*MATERIAL*
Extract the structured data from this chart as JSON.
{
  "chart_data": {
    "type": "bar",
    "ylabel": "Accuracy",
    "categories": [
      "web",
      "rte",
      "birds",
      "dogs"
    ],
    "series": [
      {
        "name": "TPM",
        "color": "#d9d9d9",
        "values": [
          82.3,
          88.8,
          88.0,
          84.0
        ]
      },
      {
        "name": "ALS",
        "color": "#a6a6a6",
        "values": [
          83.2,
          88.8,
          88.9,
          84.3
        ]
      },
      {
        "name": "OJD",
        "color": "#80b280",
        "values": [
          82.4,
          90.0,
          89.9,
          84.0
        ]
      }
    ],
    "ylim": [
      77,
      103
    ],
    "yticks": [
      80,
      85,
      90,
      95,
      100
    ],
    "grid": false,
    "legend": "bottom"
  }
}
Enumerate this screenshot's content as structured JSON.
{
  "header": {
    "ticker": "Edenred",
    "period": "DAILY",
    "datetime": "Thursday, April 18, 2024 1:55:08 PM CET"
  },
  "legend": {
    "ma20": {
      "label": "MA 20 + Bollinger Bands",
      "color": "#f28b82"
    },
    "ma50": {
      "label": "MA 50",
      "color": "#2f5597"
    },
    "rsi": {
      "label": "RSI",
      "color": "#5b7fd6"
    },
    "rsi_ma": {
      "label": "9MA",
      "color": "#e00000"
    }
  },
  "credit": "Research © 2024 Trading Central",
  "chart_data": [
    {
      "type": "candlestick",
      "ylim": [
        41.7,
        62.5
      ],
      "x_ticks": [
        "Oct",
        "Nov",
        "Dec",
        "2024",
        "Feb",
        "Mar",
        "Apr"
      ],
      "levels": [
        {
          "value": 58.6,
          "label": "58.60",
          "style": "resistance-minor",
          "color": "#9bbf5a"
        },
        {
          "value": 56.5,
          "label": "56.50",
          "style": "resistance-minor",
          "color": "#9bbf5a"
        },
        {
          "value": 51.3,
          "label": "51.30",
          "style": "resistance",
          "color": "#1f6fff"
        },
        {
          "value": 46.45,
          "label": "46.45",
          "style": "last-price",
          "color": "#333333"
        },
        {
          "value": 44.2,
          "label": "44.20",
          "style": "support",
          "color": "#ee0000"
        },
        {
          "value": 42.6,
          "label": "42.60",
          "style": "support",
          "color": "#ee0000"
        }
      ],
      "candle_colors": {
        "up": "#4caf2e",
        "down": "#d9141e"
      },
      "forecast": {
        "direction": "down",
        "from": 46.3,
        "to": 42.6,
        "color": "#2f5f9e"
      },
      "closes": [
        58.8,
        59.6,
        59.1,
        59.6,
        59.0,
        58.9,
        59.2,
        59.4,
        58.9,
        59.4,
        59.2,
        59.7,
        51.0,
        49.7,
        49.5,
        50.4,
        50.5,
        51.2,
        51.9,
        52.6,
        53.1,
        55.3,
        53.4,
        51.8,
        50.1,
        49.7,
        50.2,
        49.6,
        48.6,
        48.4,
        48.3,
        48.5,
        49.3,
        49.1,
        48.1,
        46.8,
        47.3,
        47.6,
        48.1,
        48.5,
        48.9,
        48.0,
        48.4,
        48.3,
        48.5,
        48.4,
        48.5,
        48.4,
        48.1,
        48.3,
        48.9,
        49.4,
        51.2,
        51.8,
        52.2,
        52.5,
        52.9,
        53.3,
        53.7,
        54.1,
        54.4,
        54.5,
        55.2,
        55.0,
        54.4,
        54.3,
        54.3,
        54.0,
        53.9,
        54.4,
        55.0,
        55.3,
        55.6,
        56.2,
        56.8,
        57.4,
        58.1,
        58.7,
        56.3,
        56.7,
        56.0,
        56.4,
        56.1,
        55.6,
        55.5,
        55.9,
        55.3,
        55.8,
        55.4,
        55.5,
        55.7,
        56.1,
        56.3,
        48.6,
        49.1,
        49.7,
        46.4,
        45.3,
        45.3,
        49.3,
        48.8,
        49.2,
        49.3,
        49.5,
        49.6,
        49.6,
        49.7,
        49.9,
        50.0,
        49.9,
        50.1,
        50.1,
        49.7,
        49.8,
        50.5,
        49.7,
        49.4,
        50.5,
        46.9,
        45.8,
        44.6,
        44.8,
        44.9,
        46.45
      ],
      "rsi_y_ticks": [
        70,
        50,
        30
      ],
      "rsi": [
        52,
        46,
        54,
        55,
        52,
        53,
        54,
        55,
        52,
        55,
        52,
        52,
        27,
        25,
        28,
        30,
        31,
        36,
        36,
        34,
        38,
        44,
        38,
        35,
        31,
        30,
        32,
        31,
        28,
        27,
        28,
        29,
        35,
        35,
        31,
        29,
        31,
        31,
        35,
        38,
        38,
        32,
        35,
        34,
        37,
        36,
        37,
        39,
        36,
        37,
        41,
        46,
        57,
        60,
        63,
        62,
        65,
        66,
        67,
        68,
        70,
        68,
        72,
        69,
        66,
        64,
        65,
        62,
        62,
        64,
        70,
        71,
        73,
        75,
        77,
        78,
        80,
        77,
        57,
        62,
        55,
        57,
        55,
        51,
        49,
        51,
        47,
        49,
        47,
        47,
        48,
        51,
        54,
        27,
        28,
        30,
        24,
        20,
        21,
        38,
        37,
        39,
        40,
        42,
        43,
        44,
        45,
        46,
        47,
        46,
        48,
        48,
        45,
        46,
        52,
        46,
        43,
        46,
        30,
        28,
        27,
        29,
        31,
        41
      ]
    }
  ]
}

*OBJECTIVE*
Read through the entries and copy every line that includes "JSON".

*WRITTEN RESPONSE*
Extract the structured data from this chart as JSON.
Enumerate this screenshot's content as structured JSON.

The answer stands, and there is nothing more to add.